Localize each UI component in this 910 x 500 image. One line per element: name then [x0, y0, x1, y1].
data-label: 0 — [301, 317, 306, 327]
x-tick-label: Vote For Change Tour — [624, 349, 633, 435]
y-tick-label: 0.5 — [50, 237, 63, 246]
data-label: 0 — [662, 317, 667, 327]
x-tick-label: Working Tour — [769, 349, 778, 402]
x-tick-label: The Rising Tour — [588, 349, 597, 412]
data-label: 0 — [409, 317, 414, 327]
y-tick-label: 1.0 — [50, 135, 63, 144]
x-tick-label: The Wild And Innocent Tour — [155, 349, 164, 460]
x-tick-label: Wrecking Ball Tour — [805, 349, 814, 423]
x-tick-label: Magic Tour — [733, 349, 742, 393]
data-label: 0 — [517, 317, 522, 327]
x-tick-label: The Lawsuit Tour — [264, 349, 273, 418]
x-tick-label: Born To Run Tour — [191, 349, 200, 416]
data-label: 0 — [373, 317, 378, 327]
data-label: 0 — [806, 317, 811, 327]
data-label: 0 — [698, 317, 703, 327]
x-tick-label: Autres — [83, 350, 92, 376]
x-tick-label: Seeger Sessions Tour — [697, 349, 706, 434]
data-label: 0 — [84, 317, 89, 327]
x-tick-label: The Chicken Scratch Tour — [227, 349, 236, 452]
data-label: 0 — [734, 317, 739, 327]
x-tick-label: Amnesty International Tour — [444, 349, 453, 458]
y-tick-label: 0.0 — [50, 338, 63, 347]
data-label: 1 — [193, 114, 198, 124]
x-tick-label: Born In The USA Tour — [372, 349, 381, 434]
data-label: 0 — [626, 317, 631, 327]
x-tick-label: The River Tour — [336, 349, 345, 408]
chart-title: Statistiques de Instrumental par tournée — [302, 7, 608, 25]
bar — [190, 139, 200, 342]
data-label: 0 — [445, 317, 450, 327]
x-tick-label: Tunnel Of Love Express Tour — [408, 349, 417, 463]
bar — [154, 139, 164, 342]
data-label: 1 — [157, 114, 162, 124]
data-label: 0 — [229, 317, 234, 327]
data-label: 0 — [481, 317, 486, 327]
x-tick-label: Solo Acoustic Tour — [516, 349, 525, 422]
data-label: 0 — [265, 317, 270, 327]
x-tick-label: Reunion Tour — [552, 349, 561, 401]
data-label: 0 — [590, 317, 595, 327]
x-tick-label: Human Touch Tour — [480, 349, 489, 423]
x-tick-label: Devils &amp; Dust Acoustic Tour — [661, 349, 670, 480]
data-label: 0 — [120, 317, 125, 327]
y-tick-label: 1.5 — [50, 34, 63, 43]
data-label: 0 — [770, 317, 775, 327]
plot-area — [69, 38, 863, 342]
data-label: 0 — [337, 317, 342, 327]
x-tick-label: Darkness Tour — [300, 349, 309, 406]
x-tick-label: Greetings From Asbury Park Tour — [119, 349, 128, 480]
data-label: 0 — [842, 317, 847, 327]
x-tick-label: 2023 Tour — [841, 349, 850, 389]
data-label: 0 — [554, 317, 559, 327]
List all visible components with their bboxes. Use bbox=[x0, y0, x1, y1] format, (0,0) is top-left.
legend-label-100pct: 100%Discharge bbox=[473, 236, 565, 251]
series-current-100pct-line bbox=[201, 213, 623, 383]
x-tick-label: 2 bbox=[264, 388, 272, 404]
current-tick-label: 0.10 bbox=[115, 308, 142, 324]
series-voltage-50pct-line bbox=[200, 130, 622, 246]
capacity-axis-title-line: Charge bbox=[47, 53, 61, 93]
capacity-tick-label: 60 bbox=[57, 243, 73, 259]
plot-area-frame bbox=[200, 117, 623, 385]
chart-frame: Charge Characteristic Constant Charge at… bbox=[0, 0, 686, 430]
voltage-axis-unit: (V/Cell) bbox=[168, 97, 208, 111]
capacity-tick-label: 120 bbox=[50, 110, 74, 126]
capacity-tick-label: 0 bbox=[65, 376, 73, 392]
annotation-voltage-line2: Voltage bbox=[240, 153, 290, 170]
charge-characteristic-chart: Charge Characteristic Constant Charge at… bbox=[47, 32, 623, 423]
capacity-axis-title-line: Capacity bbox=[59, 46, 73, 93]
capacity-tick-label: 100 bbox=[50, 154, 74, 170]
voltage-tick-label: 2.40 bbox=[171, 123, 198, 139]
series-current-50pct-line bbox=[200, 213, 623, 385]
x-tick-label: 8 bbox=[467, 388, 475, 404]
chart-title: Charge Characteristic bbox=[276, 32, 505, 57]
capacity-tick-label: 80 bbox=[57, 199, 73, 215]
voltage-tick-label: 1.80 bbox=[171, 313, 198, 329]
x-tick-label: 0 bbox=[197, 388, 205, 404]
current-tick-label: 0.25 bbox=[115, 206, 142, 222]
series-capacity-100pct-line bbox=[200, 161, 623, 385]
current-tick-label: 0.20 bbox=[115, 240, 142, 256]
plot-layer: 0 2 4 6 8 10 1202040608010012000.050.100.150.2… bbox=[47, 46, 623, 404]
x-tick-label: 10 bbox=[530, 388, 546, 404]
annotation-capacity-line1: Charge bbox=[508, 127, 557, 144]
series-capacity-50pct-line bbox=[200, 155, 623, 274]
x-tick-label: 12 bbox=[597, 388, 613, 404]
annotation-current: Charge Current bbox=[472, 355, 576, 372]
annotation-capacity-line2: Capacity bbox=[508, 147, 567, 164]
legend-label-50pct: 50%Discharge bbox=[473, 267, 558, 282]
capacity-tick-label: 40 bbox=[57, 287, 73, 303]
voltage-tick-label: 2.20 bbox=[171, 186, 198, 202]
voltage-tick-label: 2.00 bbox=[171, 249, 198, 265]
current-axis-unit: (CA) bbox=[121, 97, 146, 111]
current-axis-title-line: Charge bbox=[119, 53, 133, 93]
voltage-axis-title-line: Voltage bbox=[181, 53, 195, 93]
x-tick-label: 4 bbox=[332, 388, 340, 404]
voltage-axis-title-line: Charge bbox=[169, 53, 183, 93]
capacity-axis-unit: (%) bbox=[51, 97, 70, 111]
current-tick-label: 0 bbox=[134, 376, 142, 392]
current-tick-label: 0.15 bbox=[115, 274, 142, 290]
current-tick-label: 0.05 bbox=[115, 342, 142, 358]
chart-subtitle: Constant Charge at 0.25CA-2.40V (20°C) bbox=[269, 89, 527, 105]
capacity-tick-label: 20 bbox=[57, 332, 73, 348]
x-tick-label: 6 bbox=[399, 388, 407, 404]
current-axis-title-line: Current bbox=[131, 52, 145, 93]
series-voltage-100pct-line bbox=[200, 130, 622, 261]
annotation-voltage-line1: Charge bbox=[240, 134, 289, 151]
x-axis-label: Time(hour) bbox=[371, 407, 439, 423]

----

§ **TASK DETAILS**: Can you give all the records above again, swapping "Autres" for "Others" and leaving everything else unchanged?

§ **TASK SOLUTION**:
Localize each UI component in this 910 x 500 image. One line per element: name then [x0, y0, x1, y1].
data-label: 0 — [301, 317, 306, 327]
x-tick-label: Vote For Change Tour — [624, 349, 633, 435]
y-tick-label: 0.5 — [50, 237, 63, 246]
data-label: 0 — [662, 317, 667, 327]
x-tick-label: Working Tour — [769, 349, 778, 402]
x-tick-label: The Rising Tour — [588, 349, 597, 412]
data-label: 0 — [409, 317, 414, 327]
y-tick-label: 1.0 — [50, 135, 63, 144]
x-tick-label: The Wild And Innocent Tour — [155, 349, 164, 460]
x-tick-label: Wrecking Ball Tour — [805, 349, 814, 423]
x-tick-label: Magic Tour — [733, 349, 742, 393]
data-label: 0 — [517, 317, 522, 327]
x-tick-label: The Lawsuit Tour — [264, 349, 273, 418]
x-tick-label: Born To Run Tour — [191, 349, 200, 416]
data-label: 0 — [373, 317, 378, 327]
data-label: 0 — [806, 317, 811, 327]
data-label: 0 — [698, 317, 703, 327]
x-tick-label: Others — [83, 350, 92, 376]
x-tick-label: Seeger Sessions Tour — [697, 349, 706, 434]
data-label: 0 — [84, 317, 89, 327]
x-tick-label: The Chicken Scratch Tour — [227, 349, 236, 452]
data-label: 0 — [734, 317, 739, 327]
x-tick-label: Amnesty International Tour — [444, 349, 453, 458]
y-tick-label: 0.0 — [50, 338, 63, 347]
data-label: 1 — [193, 114, 198, 124]
x-tick-label: Born In The USA Tour — [372, 349, 381, 434]
data-label: 0 — [626, 317, 631, 327]
x-tick-label: The River Tour — [336, 349, 345, 408]
chart-title: Statistiques de Instrumental par tournée — [302, 7, 608, 25]
bar — [190, 139, 200, 342]
data-label: 0 — [445, 317, 450, 327]
x-tick-label: Tunnel Of Love Express Tour — [408, 349, 417, 463]
bar — [154, 139, 164, 342]
data-label: 1 — [157, 114, 162, 124]
data-label: 0 — [229, 317, 234, 327]
data-label: 0 — [481, 317, 486, 327]
x-tick-label: Solo Acoustic Tour — [516, 349, 525, 422]
data-label: 0 — [265, 317, 270, 327]
x-tick-label: Reunion Tour — [552, 349, 561, 401]
data-label: 0 — [590, 317, 595, 327]
x-tick-label: Human Touch Tour — [480, 349, 489, 423]
x-tick-label: Devils &amp; Dust Acoustic Tour — [661, 349, 670, 480]
data-label: 0 — [120, 317, 125, 327]
y-tick-label: 1.5 — [50, 34, 63, 43]
data-label: 0 — [770, 317, 775, 327]
plot-area — [69, 38, 863, 342]
data-label: 0 — [337, 317, 342, 327]
x-tick-label: Darkness Tour — [300, 349, 309, 406]
x-tick-label: Greetings From Asbury Park Tour — [119, 349, 128, 480]
data-label: 0 — [842, 317, 847, 327]
x-tick-label: 2023 Tour — [841, 349, 850, 389]
data-label: 0 — [554, 317, 559, 327]
List all visible components with their bboxes. Use bbox=[x0, y0, x1, y1] format, (0,0) is top-left.
legend-label-100pct: 100%Discharge bbox=[473, 236, 565, 251]
series-current-100pct-line bbox=[201, 213, 623, 383]
x-tick-label: 2 bbox=[264, 388, 272, 404]
current-tick-label: 0.10 bbox=[115, 308, 142, 324]
series-voltage-50pct-line bbox=[200, 130, 622, 246]
capacity-axis-title-line: Charge bbox=[47, 53, 61, 93]
capacity-tick-label: 60 bbox=[57, 243, 73, 259]
plot-area-frame bbox=[200, 117, 623, 385]
chart-frame: Charge Characteristic Constant Charge at… bbox=[0, 0, 686, 430]
voltage-axis-unit: (V/Cell) bbox=[168, 97, 208, 111]
capacity-tick-label: 120 bbox=[50, 110, 74, 126]
capacity-tick-label: 0 bbox=[65, 376, 73, 392]
annotation-voltage-line2: Voltage bbox=[240, 153, 290, 170]
charge-characteristic-chart: Charge Characteristic Constant Charge at… bbox=[47, 32, 623, 423]
capacity-axis-title-line: Capacity bbox=[59, 46, 73, 93]
capacity-tick-label: 100 bbox=[50, 154, 74, 170]
voltage-tick-label: 2.40 bbox=[171, 123, 198, 139]
series-current-50pct-line bbox=[200, 213, 623, 385]
x-tick-label: 8 bbox=[467, 388, 475, 404]
chart-title: Charge Characteristic bbox=[276, 32, 505, 57]
capacity-tick-label: 80 bbox=[57, 199, 73, 215]
voltage-tick-label: 1.80 bbox=[171, 313, 198, 329]
x-tick-label: 0 bbox=[197, 388, 205, 404]
current-tick-label: 0.25 bbox=[115, 206, 142, 222]
series-capacity-100pct-line bbox=[200, 161, 623, 385]
current-tick-label: 0.20 bbox=[115, 240, 142, 256]
plot-layer: 0 2 4 6 8 10 1202040608010012000.050.100.150.2… bbox=[47, 46, 623, 404]
x-tick-label: 10 bbox=[530, 388, 546, 404]
annotation-capacity-line1: Charge bbox=[508, 127, 557, 144]
series-capacity-50pct-line bbox=[200, 155, 623, 274]
x-tick-label: 12 bbox=[597, 388, 613, 404]
annotation-current: Charge Current bbox=[472, 355, 576, 372]
annotation-capacity-line2: Capacity bbox=[508, 147, 567, 164]
legend-label-50pct: 50%Discharge bbox=[473, 267, 558, 282]
capacity-tick-label: 40 bbox=[57, 287, 73, 303]
voltage-tick-label: 2.20 bbox=[171, 186, 198, 202]
voltage-tick-label: 2.00 bbox=[171, 249, 198, 265]
current-axis-unit: (CA) bbox=[121, 97, 146, 111]
current-axis-title-line: Charge bbox=[119, 53, 133, 93]
voltage-axis-title-line: Voltage bbox=[181, 53, 195, 93]
x-tick-label: 4 bbox=[332, 388, 340, 404]
voltage-axis-title-line: Charge bbox=[169, 53, 183, 93]
capacity-axis-unit: (%) bbox=[51, 97, 70, 111]
current-tick-label: 0 bbox=[134, 376, 142, 392]
current-tick-label: 0.15 bbox=[115, 274, 142, 290]
current-tick-label: 0.05 bbox=[115, 342, 142, 358]
chart-subtitle: Constant Charge at 0.25CA-2.40V (20°C) bbox=[269, 89, 527, 105]
capacity-tick-label: 20 bbox=[57, 332, 73, 348]
x-tick-label: 6 bbox=[399, 388, 407, 404]
current-axis-title-line: Current bbox=[131, 52, 145, 93]
series-voltage-100pct-line bbox=[200, 130, 622, 261]
annotation-voltage-line1: Charge bbox=[240, 134, 289, 151]
x-axis-label: Time(hour) bbox=[371, 407, 439, 423]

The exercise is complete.